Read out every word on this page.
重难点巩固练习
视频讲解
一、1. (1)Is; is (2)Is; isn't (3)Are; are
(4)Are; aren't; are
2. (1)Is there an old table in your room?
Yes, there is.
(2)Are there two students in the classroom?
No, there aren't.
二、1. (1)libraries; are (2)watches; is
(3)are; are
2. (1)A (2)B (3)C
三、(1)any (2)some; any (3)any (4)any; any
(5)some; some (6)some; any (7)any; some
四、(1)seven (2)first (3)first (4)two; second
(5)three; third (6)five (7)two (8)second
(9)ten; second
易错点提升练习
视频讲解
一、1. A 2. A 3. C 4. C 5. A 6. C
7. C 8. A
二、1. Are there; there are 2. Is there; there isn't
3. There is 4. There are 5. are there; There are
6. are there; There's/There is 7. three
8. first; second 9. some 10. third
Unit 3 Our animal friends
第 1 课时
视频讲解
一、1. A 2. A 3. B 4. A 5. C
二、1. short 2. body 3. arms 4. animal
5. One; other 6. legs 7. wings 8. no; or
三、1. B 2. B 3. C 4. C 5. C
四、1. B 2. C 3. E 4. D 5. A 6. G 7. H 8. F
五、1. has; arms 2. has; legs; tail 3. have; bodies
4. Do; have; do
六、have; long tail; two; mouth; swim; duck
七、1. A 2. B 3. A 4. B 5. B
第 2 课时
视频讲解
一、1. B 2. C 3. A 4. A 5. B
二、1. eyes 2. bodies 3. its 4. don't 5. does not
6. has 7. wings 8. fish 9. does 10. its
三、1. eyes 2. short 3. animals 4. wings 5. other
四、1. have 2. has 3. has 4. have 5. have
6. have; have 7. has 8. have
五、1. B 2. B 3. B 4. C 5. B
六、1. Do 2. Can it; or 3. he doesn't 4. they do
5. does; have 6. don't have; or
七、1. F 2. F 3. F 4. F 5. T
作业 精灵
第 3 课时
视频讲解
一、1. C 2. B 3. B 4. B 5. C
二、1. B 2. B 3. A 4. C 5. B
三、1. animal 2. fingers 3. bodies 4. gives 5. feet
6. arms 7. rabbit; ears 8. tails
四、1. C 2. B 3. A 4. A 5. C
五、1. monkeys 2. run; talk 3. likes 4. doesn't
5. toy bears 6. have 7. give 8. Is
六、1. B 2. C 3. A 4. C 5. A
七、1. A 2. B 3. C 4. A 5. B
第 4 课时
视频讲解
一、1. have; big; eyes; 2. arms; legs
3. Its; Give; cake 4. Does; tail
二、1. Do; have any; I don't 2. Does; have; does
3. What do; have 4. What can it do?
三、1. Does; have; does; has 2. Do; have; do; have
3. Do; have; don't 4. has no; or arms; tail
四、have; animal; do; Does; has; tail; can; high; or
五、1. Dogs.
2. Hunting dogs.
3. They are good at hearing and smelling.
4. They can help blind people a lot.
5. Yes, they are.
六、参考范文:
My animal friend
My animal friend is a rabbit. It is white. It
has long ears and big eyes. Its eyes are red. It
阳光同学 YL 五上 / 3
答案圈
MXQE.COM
...
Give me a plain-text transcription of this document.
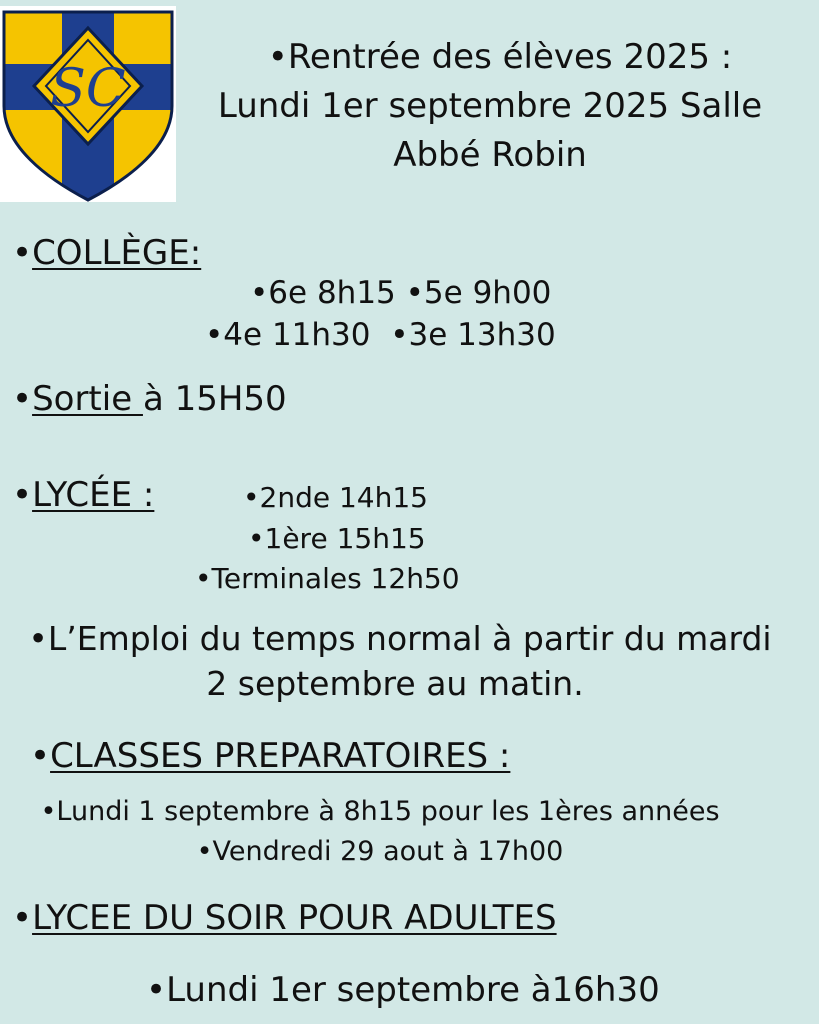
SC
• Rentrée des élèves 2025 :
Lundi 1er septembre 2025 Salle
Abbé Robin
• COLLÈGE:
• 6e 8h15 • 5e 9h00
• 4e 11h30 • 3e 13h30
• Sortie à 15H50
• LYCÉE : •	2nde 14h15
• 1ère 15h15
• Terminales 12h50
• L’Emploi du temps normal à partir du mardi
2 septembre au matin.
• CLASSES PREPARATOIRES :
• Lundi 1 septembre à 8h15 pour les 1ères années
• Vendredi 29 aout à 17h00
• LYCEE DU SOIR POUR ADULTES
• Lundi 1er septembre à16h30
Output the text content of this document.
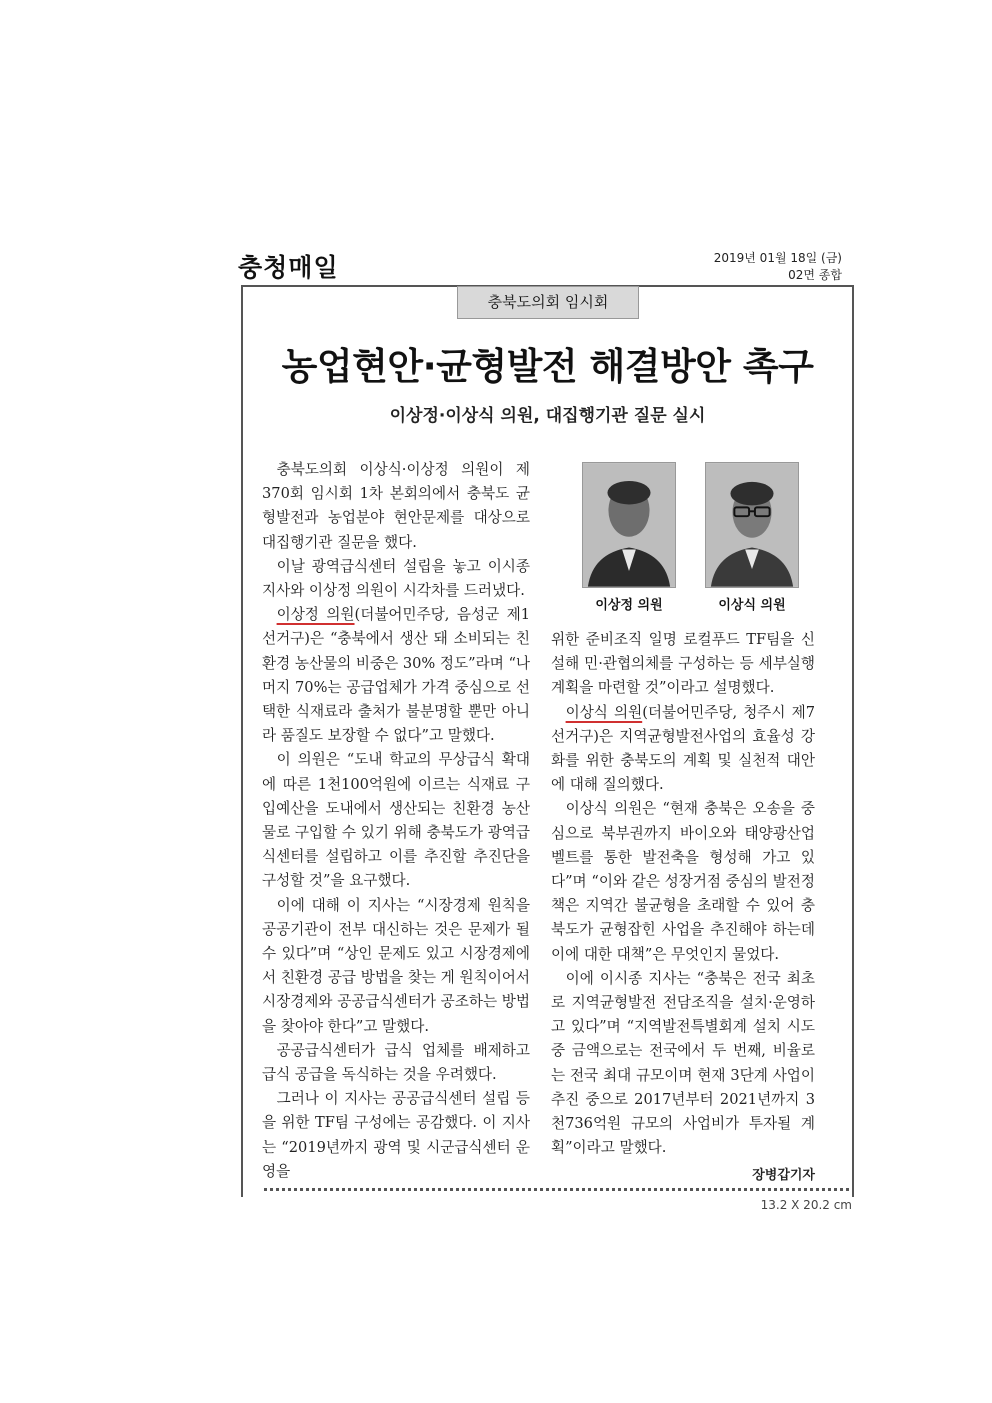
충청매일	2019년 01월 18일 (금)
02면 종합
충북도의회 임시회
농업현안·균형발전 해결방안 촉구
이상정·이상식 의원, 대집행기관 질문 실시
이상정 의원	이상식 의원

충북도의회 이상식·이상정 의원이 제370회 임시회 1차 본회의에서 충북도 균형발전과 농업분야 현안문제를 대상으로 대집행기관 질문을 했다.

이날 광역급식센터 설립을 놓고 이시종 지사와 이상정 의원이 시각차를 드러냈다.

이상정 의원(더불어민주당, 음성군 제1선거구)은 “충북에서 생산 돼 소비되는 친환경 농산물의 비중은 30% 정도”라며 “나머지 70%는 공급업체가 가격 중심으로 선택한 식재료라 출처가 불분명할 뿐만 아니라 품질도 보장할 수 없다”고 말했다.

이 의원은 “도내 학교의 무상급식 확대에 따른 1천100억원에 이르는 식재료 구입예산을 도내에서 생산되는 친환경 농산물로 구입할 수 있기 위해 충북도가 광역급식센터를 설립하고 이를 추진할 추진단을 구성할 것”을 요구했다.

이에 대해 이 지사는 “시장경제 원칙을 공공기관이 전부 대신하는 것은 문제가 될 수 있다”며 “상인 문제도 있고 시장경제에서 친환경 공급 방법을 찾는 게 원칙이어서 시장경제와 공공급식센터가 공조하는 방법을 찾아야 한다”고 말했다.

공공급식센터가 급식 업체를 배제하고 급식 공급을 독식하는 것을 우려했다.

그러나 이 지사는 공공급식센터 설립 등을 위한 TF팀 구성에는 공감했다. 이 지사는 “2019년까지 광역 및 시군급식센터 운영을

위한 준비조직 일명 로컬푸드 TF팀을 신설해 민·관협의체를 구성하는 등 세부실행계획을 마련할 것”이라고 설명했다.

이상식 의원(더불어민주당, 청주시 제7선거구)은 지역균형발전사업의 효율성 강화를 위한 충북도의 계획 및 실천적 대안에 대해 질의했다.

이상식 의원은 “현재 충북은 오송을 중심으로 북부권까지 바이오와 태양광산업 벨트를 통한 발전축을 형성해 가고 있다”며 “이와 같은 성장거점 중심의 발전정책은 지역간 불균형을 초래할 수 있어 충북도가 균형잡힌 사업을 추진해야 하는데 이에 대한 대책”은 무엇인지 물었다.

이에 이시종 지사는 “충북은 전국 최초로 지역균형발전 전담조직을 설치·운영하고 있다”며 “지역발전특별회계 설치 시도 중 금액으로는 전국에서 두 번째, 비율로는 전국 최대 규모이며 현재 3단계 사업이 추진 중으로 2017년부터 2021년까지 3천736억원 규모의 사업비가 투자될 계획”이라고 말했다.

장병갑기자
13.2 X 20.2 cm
* * *
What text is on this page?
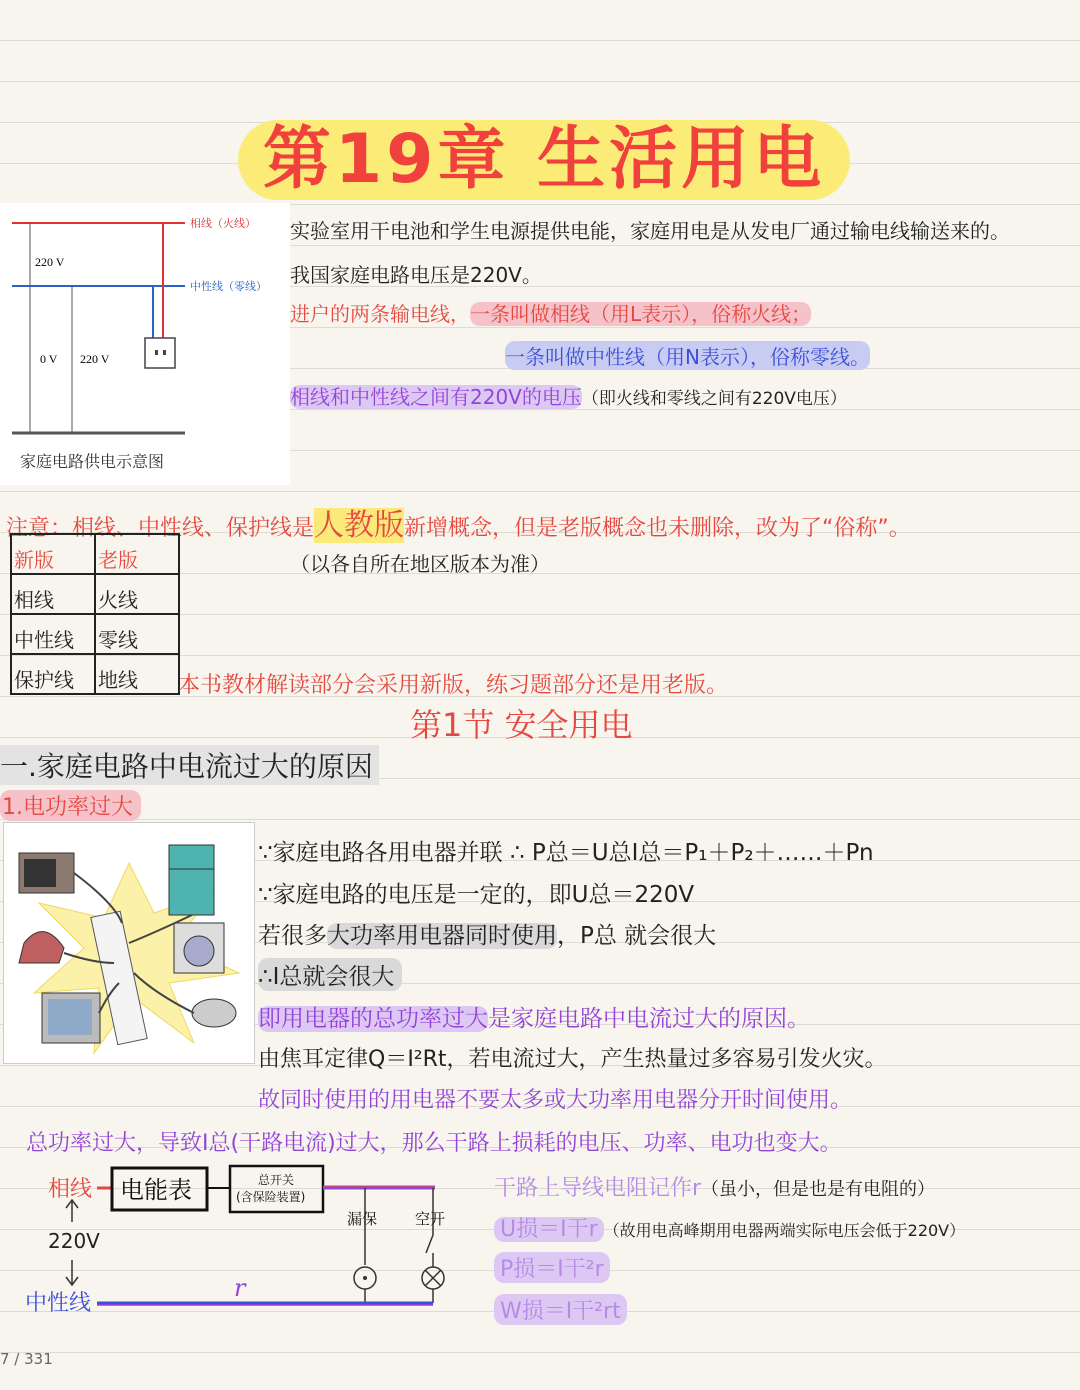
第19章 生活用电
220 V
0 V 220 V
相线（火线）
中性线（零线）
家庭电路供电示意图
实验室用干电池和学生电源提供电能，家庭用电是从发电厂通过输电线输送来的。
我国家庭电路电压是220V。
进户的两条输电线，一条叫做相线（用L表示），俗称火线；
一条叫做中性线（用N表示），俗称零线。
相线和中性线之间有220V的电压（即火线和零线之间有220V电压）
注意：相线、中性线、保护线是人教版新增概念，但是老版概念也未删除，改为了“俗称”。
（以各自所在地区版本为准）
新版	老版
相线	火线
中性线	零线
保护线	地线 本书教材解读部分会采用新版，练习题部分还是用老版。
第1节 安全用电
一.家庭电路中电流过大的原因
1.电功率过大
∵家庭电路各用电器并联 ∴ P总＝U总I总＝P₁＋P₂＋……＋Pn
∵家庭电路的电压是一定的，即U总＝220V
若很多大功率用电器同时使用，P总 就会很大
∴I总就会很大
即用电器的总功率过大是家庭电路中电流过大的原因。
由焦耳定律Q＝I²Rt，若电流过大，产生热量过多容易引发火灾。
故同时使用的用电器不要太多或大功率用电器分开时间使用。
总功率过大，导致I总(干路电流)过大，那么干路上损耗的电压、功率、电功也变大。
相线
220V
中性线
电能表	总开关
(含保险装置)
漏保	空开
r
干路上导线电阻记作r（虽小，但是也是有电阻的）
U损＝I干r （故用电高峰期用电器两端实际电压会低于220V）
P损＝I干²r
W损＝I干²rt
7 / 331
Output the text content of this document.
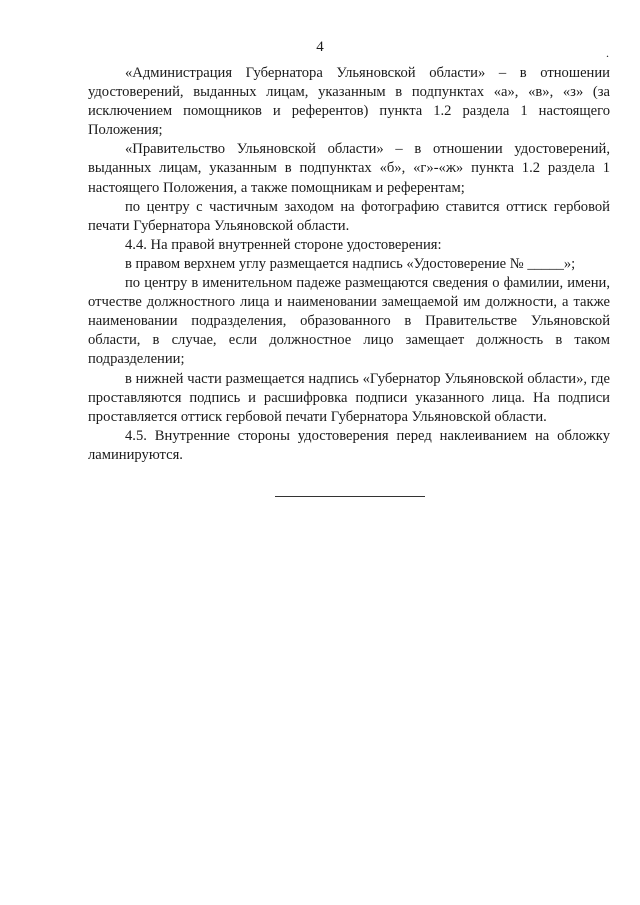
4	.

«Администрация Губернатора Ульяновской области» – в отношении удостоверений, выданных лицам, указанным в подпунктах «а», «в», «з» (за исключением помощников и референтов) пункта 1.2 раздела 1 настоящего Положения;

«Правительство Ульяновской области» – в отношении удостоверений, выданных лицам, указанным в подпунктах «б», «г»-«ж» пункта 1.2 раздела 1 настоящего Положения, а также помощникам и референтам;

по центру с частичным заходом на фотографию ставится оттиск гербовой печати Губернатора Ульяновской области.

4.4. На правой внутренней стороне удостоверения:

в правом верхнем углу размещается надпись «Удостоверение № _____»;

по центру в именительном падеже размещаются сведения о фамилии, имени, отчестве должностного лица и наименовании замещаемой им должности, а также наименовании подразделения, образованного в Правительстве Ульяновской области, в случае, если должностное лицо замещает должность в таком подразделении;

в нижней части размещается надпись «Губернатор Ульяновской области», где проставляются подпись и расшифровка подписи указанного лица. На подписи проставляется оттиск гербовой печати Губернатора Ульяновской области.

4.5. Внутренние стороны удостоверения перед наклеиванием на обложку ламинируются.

_EXERCISE DESCRIPTION_.
Scan the data for the word "공공급식센터가" and copy every line where it shows up.

_RESULT OF THIS EXERCISE_.
이에 대해 이 지사는 “시장경제 원칙을 공공기관이 전부 대신하는 것은 문제가 될 수 있다”며 “상인 문제도 있고 시장경제에서 친환경 공급 방법을 찾는 게 원칙이어서 시장경제와 공공급식센터가 공조하는 방법을 찾아야 한다”고 말했다.
공공급식센터가 급식 업체를 배제하고 급식 공급을 독식하는 것을 우려했다.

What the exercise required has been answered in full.